= Fragmento del texto =
========

Esta situación es única en los Estados Unidos y en el mundo. Ningún otro país del Primer Mundo tiene una frontera terrestre tan extensa con un país del Tercer Mundo. El significado de la larga frontera entre México y los Estados Unidos se ve magnificado por las diferencias económicas entre los dos países. El historiador David Kennedy, de la Universidad de Stanford, ha señalado que “la diferencia de ingresos entre los Estados Unidos y México es la mayor entre dos países contiguos en todo el mundo”. La contigüidad les permite a los inmigrantes mexicanos mantener un contacto estrecho con sus familias, amigos y pueblos en México, como ningún otro grupo de inmigrantes ha podido hacer.

Escala. Las causas de la inmigración mexicana, al igual que de otras, se encuentran en la dinámica demográfica, económica y política del país emisor y los atractivos económicos, políticos y sociales de los Estados Unidos. No obstante, es obvio que la contigüidad alienta la inmigración. La inmigración mexicana comenzó a crecer gradualmente a partir de 1965. En la década de los setenta, unos 640 000 mexicanos emigraron legalmente a los Estados Unidos; en los ochenta fueron 1 656 000 y en los noventa 2 249 000. En esas tres décadas, los mexicanos representaron el 14%, el 23% y el 25% de la inmigración legal total. Esos porcentajes son menores que los de los inmigrantes procedentes de Irlanda entre 1820 y 1860 o de Alemania en las décadas de 1850 y 1860. Pero son altos si se los compara con la dispersión de las fuentes emisoras de inmigrantes antes de la Primera Guerra Mundial y con otras inmigraciones contemporáneas. A ello hay que agregar también el enorme número de mexicanos que ingresan cada año ilegalmente en los Estados Unidos. A partir de la década de los sesenta, el número de personas nacidas en el extranjero que viven en los Estados Unidos ha aumentado enormemente; los asiáticos y los latinoamericanos han reemplazado a los europeos y los canadienses, y la diversidad de fuentes emisoras ha cedido su lugar al predominio de una única fuente: México.

========

= Solicitudes =
a. Transcribe del fragmento sobre la inmigración mexicana el tramo que va desde "Esta situación es" hasta "ha podido hacer.".
b. Responde estas preguntas con los datos del fragmento sobre la inmigración mexicana:
(i) ¿Qué historiador se cita en el fragmento y a qué universidad pertenece?
(ii) ¿A partir de qué año comenzó a crecer gradualmente la inmigración mexicana?
(iii) ¿Cuántos mexicanos emigraron legalmente a los Estados Unidos en la década de los ochenta?

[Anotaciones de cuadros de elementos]
========

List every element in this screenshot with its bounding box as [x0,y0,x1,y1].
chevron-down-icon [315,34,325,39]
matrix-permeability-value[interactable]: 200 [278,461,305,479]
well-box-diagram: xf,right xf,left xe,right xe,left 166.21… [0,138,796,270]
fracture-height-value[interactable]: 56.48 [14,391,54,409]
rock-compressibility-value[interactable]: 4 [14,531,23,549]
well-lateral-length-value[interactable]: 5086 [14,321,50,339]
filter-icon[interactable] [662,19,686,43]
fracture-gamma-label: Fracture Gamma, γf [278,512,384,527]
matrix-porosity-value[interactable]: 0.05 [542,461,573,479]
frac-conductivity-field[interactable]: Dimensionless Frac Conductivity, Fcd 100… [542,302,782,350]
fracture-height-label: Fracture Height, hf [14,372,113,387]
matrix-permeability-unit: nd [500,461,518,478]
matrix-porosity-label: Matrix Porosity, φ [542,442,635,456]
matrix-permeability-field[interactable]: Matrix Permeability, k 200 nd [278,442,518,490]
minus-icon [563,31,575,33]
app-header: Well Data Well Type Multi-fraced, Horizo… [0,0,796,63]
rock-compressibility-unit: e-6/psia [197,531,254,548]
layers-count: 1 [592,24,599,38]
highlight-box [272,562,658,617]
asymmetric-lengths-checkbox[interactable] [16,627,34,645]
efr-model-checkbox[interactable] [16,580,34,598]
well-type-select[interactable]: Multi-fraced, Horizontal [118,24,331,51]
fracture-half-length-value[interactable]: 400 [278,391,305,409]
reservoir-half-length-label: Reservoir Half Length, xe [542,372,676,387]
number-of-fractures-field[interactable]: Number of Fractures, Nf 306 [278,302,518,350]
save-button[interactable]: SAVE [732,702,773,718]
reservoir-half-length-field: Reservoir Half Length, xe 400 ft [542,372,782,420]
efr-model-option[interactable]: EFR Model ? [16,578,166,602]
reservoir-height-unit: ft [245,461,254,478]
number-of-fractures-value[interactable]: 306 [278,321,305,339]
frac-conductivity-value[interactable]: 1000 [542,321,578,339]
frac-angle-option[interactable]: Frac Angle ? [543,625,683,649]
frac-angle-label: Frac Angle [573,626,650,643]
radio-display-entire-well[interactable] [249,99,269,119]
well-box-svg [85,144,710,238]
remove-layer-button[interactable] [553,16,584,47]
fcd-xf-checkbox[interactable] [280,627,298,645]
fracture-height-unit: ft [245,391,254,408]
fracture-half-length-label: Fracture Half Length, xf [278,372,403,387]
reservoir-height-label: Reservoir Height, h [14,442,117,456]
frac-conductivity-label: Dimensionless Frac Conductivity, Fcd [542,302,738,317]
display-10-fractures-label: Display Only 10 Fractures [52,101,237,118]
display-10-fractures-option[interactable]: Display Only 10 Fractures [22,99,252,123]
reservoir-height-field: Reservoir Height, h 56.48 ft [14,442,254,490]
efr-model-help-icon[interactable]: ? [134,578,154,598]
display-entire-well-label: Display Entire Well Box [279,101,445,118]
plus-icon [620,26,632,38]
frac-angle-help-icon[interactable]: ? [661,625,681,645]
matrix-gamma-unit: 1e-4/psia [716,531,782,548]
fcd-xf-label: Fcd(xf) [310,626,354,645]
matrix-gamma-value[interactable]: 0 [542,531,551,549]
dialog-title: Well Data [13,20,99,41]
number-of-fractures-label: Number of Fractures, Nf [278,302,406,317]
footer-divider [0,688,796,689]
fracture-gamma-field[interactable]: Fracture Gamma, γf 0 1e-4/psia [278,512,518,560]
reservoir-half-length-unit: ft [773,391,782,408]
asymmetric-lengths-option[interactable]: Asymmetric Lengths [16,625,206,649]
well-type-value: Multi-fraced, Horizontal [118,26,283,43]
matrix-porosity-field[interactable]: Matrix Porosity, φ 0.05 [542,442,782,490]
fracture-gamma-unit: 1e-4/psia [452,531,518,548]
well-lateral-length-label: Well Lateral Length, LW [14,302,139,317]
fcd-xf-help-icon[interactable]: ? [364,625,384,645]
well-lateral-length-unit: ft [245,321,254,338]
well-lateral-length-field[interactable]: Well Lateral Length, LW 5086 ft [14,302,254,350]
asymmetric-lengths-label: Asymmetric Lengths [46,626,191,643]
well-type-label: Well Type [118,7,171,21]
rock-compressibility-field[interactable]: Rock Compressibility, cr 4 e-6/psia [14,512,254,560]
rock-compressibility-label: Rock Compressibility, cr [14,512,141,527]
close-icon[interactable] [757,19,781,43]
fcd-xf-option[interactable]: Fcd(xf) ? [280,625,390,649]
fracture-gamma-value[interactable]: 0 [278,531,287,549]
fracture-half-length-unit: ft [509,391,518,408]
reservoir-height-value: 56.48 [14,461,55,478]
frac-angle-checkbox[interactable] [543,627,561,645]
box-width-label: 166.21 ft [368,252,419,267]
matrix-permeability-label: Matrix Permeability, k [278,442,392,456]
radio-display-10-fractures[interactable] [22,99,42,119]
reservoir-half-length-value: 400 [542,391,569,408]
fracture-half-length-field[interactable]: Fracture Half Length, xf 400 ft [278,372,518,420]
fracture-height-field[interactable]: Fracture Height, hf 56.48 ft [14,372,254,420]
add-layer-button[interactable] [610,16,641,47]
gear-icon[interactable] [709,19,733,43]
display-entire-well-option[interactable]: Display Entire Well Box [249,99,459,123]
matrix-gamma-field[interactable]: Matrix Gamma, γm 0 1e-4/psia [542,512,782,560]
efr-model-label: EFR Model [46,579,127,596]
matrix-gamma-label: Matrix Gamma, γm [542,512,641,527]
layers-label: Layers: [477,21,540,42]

========

= Respuestas a tareas =
a.
Esta situación es única en los Estados Unidos y en el mundo. Ningún otro país del Primer Mundo tiene una frontera terrestre tan extensa con un país del Tercer Mundo. El significado de la larga frontera entre México y los Estados Unidos se ve magnificado por las diferencias económicas entre los dos países. El historiador David Kennedy, de la Universidad de Stanford, ha señalado que “la diferencia de ingresos entre los Estados Unidos y México es la mayor entre dos países contiguos en todo el mundo”. La contigüidad les permite a los inmigrantes mexicanos mantener un contacto estrecho con sus familias, amigos y pueblos en México, como ningún otro grupo de inmigrantes ha podido hacer.

b.
(i) David Kennedy, de la Universidad de Stanford.
(ii) A partir de 1965.
(iii) 1 656 000.